## [Short exercise]
Every entry must be echoed exactly.

## [Source records]

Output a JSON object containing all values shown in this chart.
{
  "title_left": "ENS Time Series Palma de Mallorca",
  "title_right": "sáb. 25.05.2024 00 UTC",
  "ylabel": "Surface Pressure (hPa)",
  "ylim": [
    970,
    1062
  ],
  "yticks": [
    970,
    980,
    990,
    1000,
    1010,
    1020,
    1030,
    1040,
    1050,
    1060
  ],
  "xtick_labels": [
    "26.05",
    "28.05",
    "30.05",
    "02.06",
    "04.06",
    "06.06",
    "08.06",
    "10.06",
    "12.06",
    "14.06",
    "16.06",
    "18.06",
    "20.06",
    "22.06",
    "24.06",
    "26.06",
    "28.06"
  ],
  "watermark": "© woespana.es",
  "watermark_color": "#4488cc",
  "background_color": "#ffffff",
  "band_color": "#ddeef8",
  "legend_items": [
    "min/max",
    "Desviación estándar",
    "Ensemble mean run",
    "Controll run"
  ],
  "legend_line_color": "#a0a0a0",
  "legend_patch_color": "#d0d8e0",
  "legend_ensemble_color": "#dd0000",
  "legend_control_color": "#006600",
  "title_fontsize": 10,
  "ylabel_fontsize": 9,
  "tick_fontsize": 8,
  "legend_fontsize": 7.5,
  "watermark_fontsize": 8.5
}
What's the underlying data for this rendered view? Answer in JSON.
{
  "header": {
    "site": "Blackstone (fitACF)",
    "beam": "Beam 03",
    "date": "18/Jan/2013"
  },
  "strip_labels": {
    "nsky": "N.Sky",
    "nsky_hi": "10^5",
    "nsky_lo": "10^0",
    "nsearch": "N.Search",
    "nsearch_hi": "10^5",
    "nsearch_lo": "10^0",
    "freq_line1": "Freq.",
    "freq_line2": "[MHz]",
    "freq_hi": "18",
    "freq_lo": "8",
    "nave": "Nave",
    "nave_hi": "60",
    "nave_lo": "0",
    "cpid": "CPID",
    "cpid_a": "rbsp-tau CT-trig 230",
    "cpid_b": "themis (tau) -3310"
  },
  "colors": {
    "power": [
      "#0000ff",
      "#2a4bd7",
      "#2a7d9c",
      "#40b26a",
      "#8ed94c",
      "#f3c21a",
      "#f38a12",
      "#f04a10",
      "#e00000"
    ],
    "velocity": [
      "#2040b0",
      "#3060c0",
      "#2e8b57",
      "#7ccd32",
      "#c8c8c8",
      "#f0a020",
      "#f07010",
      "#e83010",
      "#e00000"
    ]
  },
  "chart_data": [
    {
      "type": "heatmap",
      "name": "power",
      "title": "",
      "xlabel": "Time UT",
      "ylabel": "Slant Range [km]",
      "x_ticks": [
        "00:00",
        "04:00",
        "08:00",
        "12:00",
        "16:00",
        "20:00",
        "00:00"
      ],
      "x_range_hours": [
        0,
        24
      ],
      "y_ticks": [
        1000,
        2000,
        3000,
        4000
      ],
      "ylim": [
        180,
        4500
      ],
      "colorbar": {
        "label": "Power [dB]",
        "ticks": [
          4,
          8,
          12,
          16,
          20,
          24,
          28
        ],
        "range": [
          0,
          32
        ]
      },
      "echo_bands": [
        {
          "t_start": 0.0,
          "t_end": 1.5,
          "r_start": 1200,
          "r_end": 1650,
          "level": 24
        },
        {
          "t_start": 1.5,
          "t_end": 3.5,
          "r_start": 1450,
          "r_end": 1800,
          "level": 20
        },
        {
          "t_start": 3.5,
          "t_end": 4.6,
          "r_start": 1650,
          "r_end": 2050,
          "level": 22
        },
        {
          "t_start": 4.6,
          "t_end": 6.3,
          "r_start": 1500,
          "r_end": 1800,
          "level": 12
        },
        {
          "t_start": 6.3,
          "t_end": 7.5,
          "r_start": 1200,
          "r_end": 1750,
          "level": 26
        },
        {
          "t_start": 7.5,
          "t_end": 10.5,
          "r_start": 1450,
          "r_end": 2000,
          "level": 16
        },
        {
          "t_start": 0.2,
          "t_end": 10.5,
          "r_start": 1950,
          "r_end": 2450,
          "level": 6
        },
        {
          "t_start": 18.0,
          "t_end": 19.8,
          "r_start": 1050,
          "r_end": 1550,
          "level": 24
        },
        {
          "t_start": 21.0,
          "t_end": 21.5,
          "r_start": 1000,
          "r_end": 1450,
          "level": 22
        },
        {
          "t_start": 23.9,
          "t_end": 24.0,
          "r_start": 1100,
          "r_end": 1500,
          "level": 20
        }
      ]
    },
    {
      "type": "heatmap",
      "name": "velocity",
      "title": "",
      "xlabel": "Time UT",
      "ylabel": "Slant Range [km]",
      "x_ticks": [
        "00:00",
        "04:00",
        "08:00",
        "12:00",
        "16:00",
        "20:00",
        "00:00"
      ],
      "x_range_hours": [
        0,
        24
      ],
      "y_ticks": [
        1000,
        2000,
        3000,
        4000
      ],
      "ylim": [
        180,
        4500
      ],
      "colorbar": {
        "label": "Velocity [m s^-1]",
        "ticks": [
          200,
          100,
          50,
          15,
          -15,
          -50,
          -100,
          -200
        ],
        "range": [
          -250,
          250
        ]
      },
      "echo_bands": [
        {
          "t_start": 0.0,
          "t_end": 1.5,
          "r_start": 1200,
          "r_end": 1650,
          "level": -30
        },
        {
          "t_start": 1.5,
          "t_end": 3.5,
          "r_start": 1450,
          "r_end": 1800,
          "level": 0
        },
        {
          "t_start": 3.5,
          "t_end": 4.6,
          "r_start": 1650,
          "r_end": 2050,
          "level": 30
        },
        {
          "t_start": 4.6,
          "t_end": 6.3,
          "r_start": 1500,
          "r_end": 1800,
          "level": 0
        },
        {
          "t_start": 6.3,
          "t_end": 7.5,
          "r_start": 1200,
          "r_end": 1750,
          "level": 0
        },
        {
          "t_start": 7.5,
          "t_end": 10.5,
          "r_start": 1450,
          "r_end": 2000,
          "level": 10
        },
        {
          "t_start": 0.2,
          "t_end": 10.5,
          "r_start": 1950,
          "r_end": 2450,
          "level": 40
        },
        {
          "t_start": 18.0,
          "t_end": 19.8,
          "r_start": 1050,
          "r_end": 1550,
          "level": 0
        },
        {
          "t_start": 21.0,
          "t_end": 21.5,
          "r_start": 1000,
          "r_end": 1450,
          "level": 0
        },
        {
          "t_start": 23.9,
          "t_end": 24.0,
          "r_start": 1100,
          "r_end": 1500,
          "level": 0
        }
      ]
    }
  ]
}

## [Full output]
Output a JSON object containing all values shown in this chart.
{
  "title_left": "ENS Time Series Palma de Mallorca",
  "title_right": "sáb. 25.05.2024 00 UTC",
  "ylabel": "Surface Pressure (hPa)",
  "ylim": [
    970,
    1062
  ],
  "yticks": [
    970,
    980,
    990,
    1000,
    1010,
    1020,
    1030,
    1040,
    1050,
    1060
  ],
  "xtick_labels": [
    "26.05",
    "28.05",
    "30.05",
    "02.06",
    "04.06",
    "06.06",
    "08.06",
    "10.06",
    "12.06",
    "14.06",
    "16.06",
    "18.06",
    "20.06",
    "22.06",
    "24.06",
    "26.06",
    "28.06"
  ],
  "watermark": "© woespana.es",
  "watermark_color": "#4488cc",
  "background_color": "#ffffff",
  "band_color": "#ddeef8",
  "legend_items": [
    "min/max",
    "Desviación estándar",
    "Ensemble mean run",
    "Controll run"
  ],
  "legend_line_color": "#a0a0a0",
  "legend_patch_color": "#d0d8e0",
  "legend_ensemble_color": "#dd0000",
  "legend_control_color": "#006600",
  "title_fontsize": 10,
  "ylabel_fontsize": 9,
  "tick_fontsize": 8,
  "legend_fontsize": 7.5,
  "watermark_fontsize": 8.5
}
What's the underlying data for this rendered view? Answer in JSON.
{
  "header": {
    "site": "Blackstone (fitACF)",
    "beam": "Beam 03",
    "date": "18/Jan/2013"
  },
  "strip_labels": {
    "nsky": "N.Sky",
    "nsky_hi": "10^5",
    "nsky_lo": "10^0",
    "nsearch": "N.Search",
    "nsearch_hi": "10^5",
    "nsearch_lo": "10^0",
    "freq_line1": "Freq.",
    "freq_line2": "[MHz]",
    "freq_hi": "18",
    "freq_lo": "8",
    "nave": "Nave",
    "nave_hi": "60",
    "nave_lo": "0",
    "cpid": "CPID",
    "cpid_a": "rbsp-tau CT-trig 230",
    "cpid_b": "themis (tau) -3310"
  },
  "colors": {
    "power": [
      "#0000ff",
      "#2a4bd7",
      "#2a7d9c",
      "#40b26a",
      "#8ed94c",
      "#f3c21a",
      "#f38a12",
      "#f04a10",
      "#e00000"
    ],
    "velocity": [
      "#2040b0",
      "#3060c0",
      "#2e8b57",
      "#7ccd32",
      "#c8c8c8",
      "#f0a020",
      "#f07010",
      "#e83010",
      "#e00000"
    ]
  },
  "chart_data": [
    {
      "type": "heatmap",
      "name": "power",
      "title": "",
      "xlabel": "Time UT",
      "ylabel": "Slant Range [km]",
      "x_ticks": [
        "00:00",
        "04:00",
        "08:00",
        "12:00",
        "16:00",
        "20:00",
        "00:00"
      ],
      "x_range_hours": [
        0,
        24
      ],
      "y_ticks": [
        1000,
        2000,
        3000,
        4000
      ],
      "ylim": [
        180,
        4500
      ],
      "colorbar": {
        "label": "Power [dB]",
        "ticks": [
          4,
          8,
          12,
          16,
          20,
          24,
          28
        ],
        "range": [
          0,
          32
        ]
      },
      "echo_bands": [
        {
          "t_start": 0.0,
          "t_end": 1.5,
          "r_start": 1200,
          "r_end": 1650,
          "level": 24
        },
        {
          "t_start": 1.5,
          "t_end": 3.5,
          "r_start": 1450,
          "r_end": 1800,
          "level": 20
        },
        {
          "t_start": 3.5,
          "t_end": 4.6,
          "r_start": 1650,
          "r_end": 2050,
          "level": 22
        },
        {
          "t_start": 4.6,
          "t_end": 6.3,
          "r_start": 1500,
          "r_end": 1800,
          "level": 12
        },
        {
          "t_start": 6.3,
          "t_end": 7.5,
          "r_start": 1200,
          "r_end": 1750,
          "level": 26
        },
        {
          "t_start": 7.5,
          "t_end": 10.5,
          "r_start": 1450,
          "r_end": 2000,
          "level": 16
        },
        {
          "t_start": 0.2,
          "t_end": 10.5,
          "r_start": 1950,
          "r_end": 2450,
          "level": 6
        },
        {
          "t_start": 18.0,
          "t_end": 19.8,
          "r_start": 1050,
          "r_end": 1550,
          "level": 24
        },
        {
          "t_start": 21.0,
          "t_end": 21.5,
          "r_start": 1000,
          "r_end": 1450,
          "level": 22
        },
        {
          "t_start": 23.9,
          "t_end": 24.0,
          "r_start": 1100,
          "r_end": 1500,
          "level": 20
        }
      ]
    },
    {
      "type": "heatmap",
      "name": "velocity",
      "title": "",
      "xlabel": "Time UT",
      "ylabel": "Slant Range [km]",
      "x_ticks": [
        "00:00",
        "04:00",
        "08:00",
        "12:00",
        "16:00",
        "20:00",
        "00:00"
      ],
      "x_range_hours": [
        0,
        24
      ],
      "y_ticks": [
        1000,
        2000,
        3000,
        4000
      ],
      "ylim": [
        180,
        4500
      ],
      "colorbar": {
        "label": "Velocity [m s^-1]",
        "ticks": [
          200,
          100,
          50,
          15,
          -15,
          -50,
          -100,
          -200
        ],
        "range": [
          -250,
          250
        ]
      },
      "echo_bands": [
        {
          "t_start": 0.0,
          "t_end": 1.5,
          "r_start": 1200,
          "r_end": 1650,
          "level": -30
        },
        {
          "t_start": 1.5,
          "t_end": 3.5,
          "r_start": 1450,
          "r_end": 1800,
          "level": 0
        },
        {
          "t_start": 3.5,
          "t_end": 4.6,
          "r_start": 1650,
          "r_end": 2050,
          "level": 30
        },
        {
          "t_start": 4.6,
          "t_end": 6.3,
          "r_start": 1500,
          "r_end": 1800,
          "level": 0
        },
        {
          "t_start": 6.3,
          "t_end": 7.5,
          "r_start": 1200,
          "r_end": 1750,
          "level": 0
        },
        {
          "t_start": 7.5,
          "t_end": 10.5,
          "r_start": 1450,
          "r_end": 2000,
          "level": 10
        },
        {
          "t_start": 0.2,
          "t_end": 10.5,
          "r_start": 1950,
          "r_end": 2450,
          "level": 40
        },
        {
          "t_start": 18.0,
          "t_end": 19.8,
          "r_start": 1050,
          "r_end": 1550,
          "level": 0
        },
        {
          "t_start": 21.0,
          "t_end": 21.5,
          "r_start": 1000,
          "r_end": 1450,
          "level": 0
        },
        {
          "t_start": 23.9,
          "t_end": 24.0,
          "r_start": 1100,
          "r_end": 1500,
          "level": 0
        }
      ]
    }
  ]
}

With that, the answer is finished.